[WHAT TO DO]:
Your task is to copy every line of this material exactly.

[MATERIAL PROVIDED]:
** BEGIN **

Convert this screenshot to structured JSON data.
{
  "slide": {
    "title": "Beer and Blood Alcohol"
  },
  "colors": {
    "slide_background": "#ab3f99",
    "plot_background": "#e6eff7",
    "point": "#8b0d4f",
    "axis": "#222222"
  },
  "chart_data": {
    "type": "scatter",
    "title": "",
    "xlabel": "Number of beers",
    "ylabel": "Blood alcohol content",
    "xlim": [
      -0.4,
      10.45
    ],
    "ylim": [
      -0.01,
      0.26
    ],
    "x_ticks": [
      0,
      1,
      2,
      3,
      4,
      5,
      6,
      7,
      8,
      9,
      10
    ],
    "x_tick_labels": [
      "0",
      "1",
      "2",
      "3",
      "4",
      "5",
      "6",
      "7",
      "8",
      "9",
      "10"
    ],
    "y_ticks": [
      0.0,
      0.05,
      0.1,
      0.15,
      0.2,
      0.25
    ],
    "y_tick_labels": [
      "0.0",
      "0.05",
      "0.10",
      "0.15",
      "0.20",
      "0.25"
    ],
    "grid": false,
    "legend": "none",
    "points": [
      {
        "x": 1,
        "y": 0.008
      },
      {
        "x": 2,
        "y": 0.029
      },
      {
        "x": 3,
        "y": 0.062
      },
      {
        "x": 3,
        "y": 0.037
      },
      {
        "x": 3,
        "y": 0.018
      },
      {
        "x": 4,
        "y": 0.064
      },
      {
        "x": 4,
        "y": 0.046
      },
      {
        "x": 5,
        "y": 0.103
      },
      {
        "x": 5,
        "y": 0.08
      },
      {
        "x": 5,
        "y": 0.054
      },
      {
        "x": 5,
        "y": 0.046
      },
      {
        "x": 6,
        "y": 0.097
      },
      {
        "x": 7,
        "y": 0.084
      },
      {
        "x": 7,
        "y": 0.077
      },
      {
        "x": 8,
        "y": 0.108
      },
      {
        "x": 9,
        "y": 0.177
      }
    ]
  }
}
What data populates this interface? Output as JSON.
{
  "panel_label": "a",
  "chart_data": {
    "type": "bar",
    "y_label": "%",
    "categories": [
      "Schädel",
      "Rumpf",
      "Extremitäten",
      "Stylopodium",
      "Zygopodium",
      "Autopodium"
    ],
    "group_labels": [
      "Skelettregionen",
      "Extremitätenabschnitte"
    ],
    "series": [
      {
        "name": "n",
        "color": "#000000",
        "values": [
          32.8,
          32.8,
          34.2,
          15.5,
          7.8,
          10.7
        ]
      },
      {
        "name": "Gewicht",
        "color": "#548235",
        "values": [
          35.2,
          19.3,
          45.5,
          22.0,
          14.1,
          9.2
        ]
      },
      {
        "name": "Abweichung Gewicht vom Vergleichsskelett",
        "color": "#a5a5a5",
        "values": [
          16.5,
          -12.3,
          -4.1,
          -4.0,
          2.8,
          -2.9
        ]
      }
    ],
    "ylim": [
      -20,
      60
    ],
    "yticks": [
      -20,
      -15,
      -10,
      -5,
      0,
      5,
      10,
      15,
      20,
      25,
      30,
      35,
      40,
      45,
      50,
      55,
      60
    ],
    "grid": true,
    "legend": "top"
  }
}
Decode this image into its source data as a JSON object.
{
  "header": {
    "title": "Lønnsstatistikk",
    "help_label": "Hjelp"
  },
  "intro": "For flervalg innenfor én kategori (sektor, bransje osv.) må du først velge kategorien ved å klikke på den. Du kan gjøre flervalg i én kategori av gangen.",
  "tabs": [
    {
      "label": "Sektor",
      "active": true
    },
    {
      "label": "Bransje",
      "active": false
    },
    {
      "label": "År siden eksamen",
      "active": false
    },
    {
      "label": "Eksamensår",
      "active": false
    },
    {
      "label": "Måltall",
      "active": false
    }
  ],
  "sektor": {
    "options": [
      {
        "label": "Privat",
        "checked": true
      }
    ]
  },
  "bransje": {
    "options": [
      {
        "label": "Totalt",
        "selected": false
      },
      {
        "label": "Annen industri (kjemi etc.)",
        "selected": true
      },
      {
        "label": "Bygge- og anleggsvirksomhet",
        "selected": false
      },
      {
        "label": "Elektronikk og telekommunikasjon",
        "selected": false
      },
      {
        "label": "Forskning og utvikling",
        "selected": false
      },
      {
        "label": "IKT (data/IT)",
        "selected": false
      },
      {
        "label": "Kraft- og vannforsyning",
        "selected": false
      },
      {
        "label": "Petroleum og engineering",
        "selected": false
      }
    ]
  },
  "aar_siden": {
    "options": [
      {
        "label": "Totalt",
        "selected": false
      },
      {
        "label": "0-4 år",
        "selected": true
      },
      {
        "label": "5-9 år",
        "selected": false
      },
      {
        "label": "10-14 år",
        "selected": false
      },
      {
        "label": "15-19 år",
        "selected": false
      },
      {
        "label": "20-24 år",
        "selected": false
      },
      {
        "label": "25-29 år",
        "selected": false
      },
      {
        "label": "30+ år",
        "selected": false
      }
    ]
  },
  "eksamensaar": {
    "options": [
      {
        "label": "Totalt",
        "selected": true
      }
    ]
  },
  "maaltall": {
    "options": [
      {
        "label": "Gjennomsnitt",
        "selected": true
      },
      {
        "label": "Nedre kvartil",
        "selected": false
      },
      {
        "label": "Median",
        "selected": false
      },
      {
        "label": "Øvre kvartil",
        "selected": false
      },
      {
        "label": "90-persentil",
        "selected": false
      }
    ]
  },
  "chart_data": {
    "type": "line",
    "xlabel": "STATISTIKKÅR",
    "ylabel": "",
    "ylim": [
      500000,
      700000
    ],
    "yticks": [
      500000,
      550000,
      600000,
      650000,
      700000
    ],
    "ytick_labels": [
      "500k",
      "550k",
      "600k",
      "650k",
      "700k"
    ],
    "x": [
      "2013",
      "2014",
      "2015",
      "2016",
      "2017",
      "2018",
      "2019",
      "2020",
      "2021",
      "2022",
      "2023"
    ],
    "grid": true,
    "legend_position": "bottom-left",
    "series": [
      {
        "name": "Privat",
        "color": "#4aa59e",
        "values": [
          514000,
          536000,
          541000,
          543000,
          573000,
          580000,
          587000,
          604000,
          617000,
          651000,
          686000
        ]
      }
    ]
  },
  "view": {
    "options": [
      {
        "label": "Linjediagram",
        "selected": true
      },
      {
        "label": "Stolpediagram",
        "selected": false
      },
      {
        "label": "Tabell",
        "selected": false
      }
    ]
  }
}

** END **

[OUTPUT FOR THIS EXERCISE]:
Convert this screenshot to structured JSON data.
{
  "slide": {
    "title": "Beer and Blood Alcohol"
  },
  "colors": {
    "slide_background": "#ab3f99",
    "plot_background": "#e6eff7",
    "point": "#8b0d4f",
    "axis": "#222222"
  },
  "chart_data": {
    "type": "scatter",
    "title": "",
    "xlabel": "Number of beers",
    "ylabel": "Blood alcohol content",
    "xlim": [
      -0.4,
      10.45
    ],
    "ylim": [
      -0.01,
      0.26
    ],
    "x_ticks": [
      0,
      1,
      2,
      3,
      4,
      5,
      6,
      7,
      8,
      9,
      10
    ],
    "x_tick_labels": [
      "0",
      "1",
      "2",
      "3",
      "4",
      "5",
      "6",
      "7",
      "8",
      "9",
      "10"
    ],
    "y_ticks": [
      0.0,
      0.05,
      0.1,
      0.15,
      0.2,
      0.25
    ],
    "y_tick_labels": [
      "0.0",
      "0.05",
      "0.10",
      "0.15",
      "0.20",
      "0.25"
    ],
    "grid": false,
    "legend": "none",
    "points": [
      {
        "x": 1,
        "y": 0.008
      },
      {
        "x": 2,
        "y": 0.029
      },
      {
        "x": 3,
        "y": 0.062
      },
      {
        "x": 3,
        "y": 0.037
      },
      {
        "x": 3,
        "y": 0.018
      },
      {
        "x": 4,
        "y": 0.064
      },
      {
        "x": 4,
        "y": 0.046
      },
      {
        "x": 5,
        "y": 0.103
      },
      {
        "x": 5,
        "y": 0.08
      },
      {
        "x": 5,
        "y": 0.054
      },
      {
        "x": 5,
        "y": 0.046
      },
      {
        "x": 6,
        "y": 0.097
      },
      {
        "x": 7,
        "y": 0.084
      },
      {
        "x": 7,
        "y": 0.077
      },
      {
        "x": 8,
        "y": 0.108
      },
      {
        "x": 9,
        "y": 0.177
      }
    ]
  }
}
What data populates this interface? Output as JSON.
{
  "panel_label": "a",
  "chart_data": {
    "type": "bar",
    "y_label": "%",
    "categories": [
      "Schädel",
      "Rumpf",
      "Extremitäten",
      "Stylopodium",
      "Zygopodium",
      "Autopodium"
    ],
    "group_labels": [
      "Skelettregionen",
      "Extremitätenabschnitte"
    ],
    "series": [
      {
        "name": "n",
        "color": "#000000",
        "values": [
          32.8,
          32.8,
          34.2,
          15.5,
          7.8,
          10.7
        ]
      },
      {
        "name": "Gewicht",
        "color": "#548235",
        "values": [
          35.2,
          19.3,
          45.5,
          22.0,
          14.1,
          9.2
        ]
      },
      {
        "name": "Abweichung Gewicht vom Vergleichsskelett",
        "color": "#a5a5a5",
        "values": [
          16.5,
          -12.3,
          -4.1,
          -4.0,
          2.8,
          -2.9
        ]
      }
    ],
    "ylim": [
      -20,
      60
    ],
    "yticks": [
      -20,
      -15,
      -10,
      -5,
      0,
      5,
      10,
      15,
      20,
      25,
      30,
      35,
      40,
      45,
      50,
      55,
      60
    ],
    "grid": true,
    "legend": "top"
  }
}
Decode this image into its source data as a JSON object.
{
  "header": {
    "title": "Lønnsstatistikk",
    "help_label": "Hjelp"
  },
  "intro": "For flervalg innenfor én kategori (sektor, bransje osv.) må du først velge kategorien ved å klikke på den. Du kan gjøre flervalg i én kategori av gangen.",
  "tabs": [
    {
      "label": "Sektor",
      "active": true
    },
    {
      "label": "Bransje",
      "active": false
    },
    {
      "label": "År siden eksamen",
      "active": false
    },
    {
      "label": "Eksamensår",
      "active": false
    },
    {
      "label": "Måltall",
      "active": false
    }
  ],
  "sektor": {
    "options": [
      {
        "label": "Privat",
        "checked": true
      }
    ]
  },
  "bransje": {
    "options": [
      {
        "label": "Totalt",
        "selected": false
      },
      {
        "label": "Annen industri (kjemi etc.)",
        "selected": true
      },
      {
        "label": "Bygge- og anleggsvirksomhet",
        "selected": false
      },
      {
        "label": "Elektronikk og telekommunikasjon",
        "selected": false
      },
      {
        "label": "Forskning og utvikling",
        "selected": false
      },
      {
        "label": "IKT (data/IT)",
        "selected": false
      },
      {
        "label": "Kraft- og vannforsyning",
        "selected": false
      },
      {
        "label": "Petroleum og engineering",
        "selected": false
      }
    ]
  },
  "aar_siden": {
    "options": [
      {
        "label": "Totalt",
        "selected": false
      },
      {
        "label": "0-4 år",
        "selected": true
      },
      {
        "label": "5-9 år",
        "selected": false
      },
      {
        "label": "10-14 år",
        "selected": false
      },
      {
        "label": "15-19 år",
        "selected": false
      },
      {
        "label": "20-24 år",
        "selected": false
      },
      {
        "label": "25-29 år",
        "selected": false
      },
      {
        "label": "30+ år",
        "selected": false
      }
    ]
  },
  "eksamensaar": {
    "options": [
      {
        "label": "Totalt",
        "selected": true
      }
    ]
  },
  "maaltall": {
    "options": [
      {
        "label": "Gjennomsnitt",
        "selected": true
      },
      {
        "label": "Nedre kvartil",
        "selected": false
      },
      {
        "label": "Median",
        "selected": false
      },
      {
        "label": "Øvre kvartil",
        "selected": false
      },
      {
        "label": "90-persentil",
        "selected": false
      }
    ]
  },
  "chart_data": {
    "type": "line",
    "xlabel": "STATISTIKKÅR",
    "ylabel": "",
    "ylim": [
      500000,
      700000
    ],
    "yticks": [
      500000,
      550000,
      600000,
      650000,
      700000
    ],
    "ytick_labels": [
      "500k",
      "550k",
      "600k",
      "650k",
      "700k"
    ],
    "x": [
      "2013",
      "2014",
      "2015",
      "2016",
      "2017",
      "2018",
      "2019",
      "2020",
      "2021",
      "2022",
      "2023"
    ],
    "grid": true,
    "legend_position": "bottom-left",
    "series": [
      {
        "name": "Privat",
        "color": "#4aa59e",
        "values": [
          514000,
          536000,
          541000,
          543000,
          573000,
          580000,
          587000,
          604000,
          617000,
          651000,
          686000
        ]
      }
    ]
  },
  "view": {
    "options": [
      {
        "label": "Linjediagram",
        "selected": true
      },
      {
        "label": "Stolpediagram",
        "selected": false
      },
      {
        "label": "Tabell",
        "selected": false
      }
    ]
  }
}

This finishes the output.